Records
_ _ _ _

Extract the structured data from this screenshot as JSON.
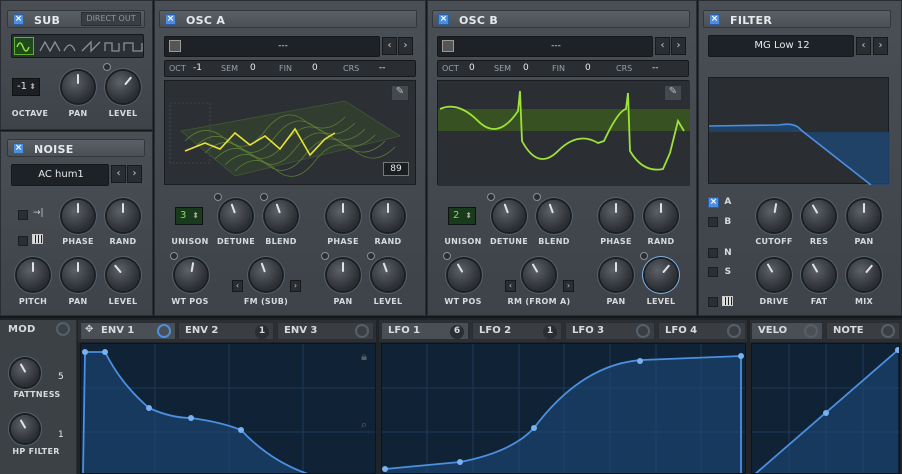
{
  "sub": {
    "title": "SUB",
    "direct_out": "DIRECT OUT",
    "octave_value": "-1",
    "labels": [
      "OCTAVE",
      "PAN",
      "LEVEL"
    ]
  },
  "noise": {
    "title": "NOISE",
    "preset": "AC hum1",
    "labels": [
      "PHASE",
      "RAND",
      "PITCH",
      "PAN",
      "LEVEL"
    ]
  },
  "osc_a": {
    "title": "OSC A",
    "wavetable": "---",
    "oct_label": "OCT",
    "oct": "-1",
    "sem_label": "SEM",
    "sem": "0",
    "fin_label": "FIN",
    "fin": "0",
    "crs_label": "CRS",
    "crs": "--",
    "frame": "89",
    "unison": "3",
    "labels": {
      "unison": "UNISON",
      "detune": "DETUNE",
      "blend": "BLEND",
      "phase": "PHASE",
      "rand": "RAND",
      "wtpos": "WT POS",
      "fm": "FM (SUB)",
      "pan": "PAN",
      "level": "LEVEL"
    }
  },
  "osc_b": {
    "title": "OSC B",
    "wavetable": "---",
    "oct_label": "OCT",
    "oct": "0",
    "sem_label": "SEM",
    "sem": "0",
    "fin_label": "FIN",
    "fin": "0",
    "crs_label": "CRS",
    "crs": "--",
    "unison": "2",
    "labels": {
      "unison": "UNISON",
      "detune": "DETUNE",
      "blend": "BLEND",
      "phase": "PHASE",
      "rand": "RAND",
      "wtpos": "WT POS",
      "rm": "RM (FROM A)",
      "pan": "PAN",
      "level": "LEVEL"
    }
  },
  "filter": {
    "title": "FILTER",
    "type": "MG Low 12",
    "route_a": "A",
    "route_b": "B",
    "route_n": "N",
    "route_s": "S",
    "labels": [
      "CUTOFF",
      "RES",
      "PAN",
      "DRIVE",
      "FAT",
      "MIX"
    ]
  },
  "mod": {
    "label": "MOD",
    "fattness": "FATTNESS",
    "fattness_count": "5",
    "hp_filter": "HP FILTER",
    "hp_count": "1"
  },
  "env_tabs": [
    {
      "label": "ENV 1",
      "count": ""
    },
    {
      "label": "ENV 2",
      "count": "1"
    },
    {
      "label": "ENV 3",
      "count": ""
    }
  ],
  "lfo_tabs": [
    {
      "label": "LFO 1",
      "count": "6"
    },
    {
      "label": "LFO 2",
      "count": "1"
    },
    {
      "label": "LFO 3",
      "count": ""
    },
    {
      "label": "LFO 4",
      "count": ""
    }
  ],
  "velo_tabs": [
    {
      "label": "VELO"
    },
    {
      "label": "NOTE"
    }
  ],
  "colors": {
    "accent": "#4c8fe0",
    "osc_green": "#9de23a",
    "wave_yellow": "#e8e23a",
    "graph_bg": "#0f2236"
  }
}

_ _ _ _

▶ SET PROBLEM:
Print out every entry above without changing a word, and leave out the pictures.

▶ TASK SOLUTION:
Extract the structured data from this screenshot as JSON.
{
  "sub": {
    "title": "SUB",
    "direct_out": "DIRECT OUT",
    "octave_value": "-1",
    "labels": [
      "OCTAVE",
      "PAN",
      "LEVEL"
    ]
  },
  "noise": {
    "title": "NOISE",
    "preset": "AC hum1",
    "labels": [
      "PHASE",
      "RAND",
      "PITCH",
      "PAN",
      "LEVEL"
    ]
  },
  "osc_a": {
    "title": "OSC A",
    "wavetable": "---",
    "oct_label": "OCT",
    "oct": "-1",
    "sem_label": "SEM",
    "sem": "0",
    "fin_label": "FIN",
    "fin": "0",
    "crs_label": "CRS",
    "crs": "--",
    "frame": "89",
    "unison": "3",
    "labels": {
      "unison": "UNISON",
      "detune": "DETUNE",
      "blend": "BLEND",
      "phase": "PHASE",
      "rand": "RAND",
      "wtpos": "WT POS",
      "fm": "FM (SUB)",
      "pan": "PAN",
      "level": "LEVEL"
    }
  },
  "osc_b": {
    "title": "OSC B",
    "wavetable": "---",
    "oct_label": "OCT",
    "oct": "0",
    "sem_label": "SEM",
    "sem": "0",
    "fin_label": "FIN",
    "fin": "0",
    "crs_label": "CRS",
    "crs": "--",
    "unison": "2",
    "labels": {
      "unison": "UNISON",
      "detune": "DETUNE",
      "blend": "BLEND",
      "phase": "PHASE",
      "rand": "RAND",
      "wtpos": "WT POS",
      "rm": "RM (FROM A)",
      "pan": "PAN",
      "level": "LEVEL"
    }
  },
  "filter": {
    "title": "FILTER",
    "type": "MG Low 12",
    "route_a": "A",
    "route_b": "B",
    "route_n": "N",
    "route_s": "S",
    "labels": [
      "CUTOFF",
      "RES",
      "PAN",
      "DRIVE",
      "FAT",
      "MIX"
    ]
  },
  "mod": {
    "label": "MOD",
    "fattness": "FATTNESS",
    "fattness_count": "5",
    "hp_filter": "HP FILTER",
    "hp_count": "1"
  },
  "env_tabs": [
    {
      "label": "ENV 1",
      "count": ""
    },
    {
      "label": "ENV 2",
      "count": "1"
    },
    {
      "label": "ENV 3",
      "count": ""
    }
  ],
  "lfo_tabs": [
    {
      "label": "LFO 1",
      "count": "6"
    },
    {
      "label": "LFO 2",
      "count": "1"
    },
    {
      "label": "LFO 3",
      "count": ""
    },
    {
      "label": "LFO 4",
      "count": ""
    }
  ],
  "velo_tabs": [
    {
      "label": "VELO"
    },
    {
      "label": "NOTE"
    }
  ],
  "colors": {
    "accent": "#4c8fe0",
    "osc_green": "#9de23a",
    "wave_yellow": "#e8e23a",
    "graph_bg": "#0f2236"
  }
}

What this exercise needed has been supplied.